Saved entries
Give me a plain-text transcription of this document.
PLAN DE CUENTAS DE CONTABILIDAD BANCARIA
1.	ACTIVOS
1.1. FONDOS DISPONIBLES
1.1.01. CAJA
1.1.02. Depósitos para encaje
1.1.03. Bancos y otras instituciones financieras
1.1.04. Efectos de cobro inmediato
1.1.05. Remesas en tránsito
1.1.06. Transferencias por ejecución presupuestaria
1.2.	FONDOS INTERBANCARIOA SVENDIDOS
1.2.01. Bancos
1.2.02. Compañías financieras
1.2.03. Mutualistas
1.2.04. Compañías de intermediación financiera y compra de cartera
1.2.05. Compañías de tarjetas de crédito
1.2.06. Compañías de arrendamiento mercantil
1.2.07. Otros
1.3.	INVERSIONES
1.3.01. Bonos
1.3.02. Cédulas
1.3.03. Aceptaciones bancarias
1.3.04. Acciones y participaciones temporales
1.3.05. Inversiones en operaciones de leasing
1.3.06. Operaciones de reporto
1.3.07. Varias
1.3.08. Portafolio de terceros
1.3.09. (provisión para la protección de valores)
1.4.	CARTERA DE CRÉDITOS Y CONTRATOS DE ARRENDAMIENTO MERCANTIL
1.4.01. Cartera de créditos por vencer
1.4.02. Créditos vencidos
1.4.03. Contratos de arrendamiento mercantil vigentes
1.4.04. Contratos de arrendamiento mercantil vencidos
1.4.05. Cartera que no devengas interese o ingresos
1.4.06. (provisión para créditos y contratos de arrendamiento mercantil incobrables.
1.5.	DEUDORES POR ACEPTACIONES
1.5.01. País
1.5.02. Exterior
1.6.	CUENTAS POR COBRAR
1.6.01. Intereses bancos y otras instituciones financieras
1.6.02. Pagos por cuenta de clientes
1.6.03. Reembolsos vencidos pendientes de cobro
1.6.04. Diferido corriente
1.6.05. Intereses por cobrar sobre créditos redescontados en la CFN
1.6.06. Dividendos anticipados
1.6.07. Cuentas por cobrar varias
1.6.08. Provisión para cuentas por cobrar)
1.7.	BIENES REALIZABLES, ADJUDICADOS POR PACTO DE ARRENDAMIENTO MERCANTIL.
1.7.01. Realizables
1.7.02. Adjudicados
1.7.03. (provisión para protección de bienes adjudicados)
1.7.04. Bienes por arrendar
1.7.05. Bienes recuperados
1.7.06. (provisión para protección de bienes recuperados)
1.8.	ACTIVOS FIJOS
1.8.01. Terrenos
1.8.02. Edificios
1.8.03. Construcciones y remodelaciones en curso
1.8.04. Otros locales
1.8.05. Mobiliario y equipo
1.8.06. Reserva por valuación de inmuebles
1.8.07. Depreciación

- Goal
Give the number of lines in the material above that have the word "protección" in them, and nothing more.

- Written solution
3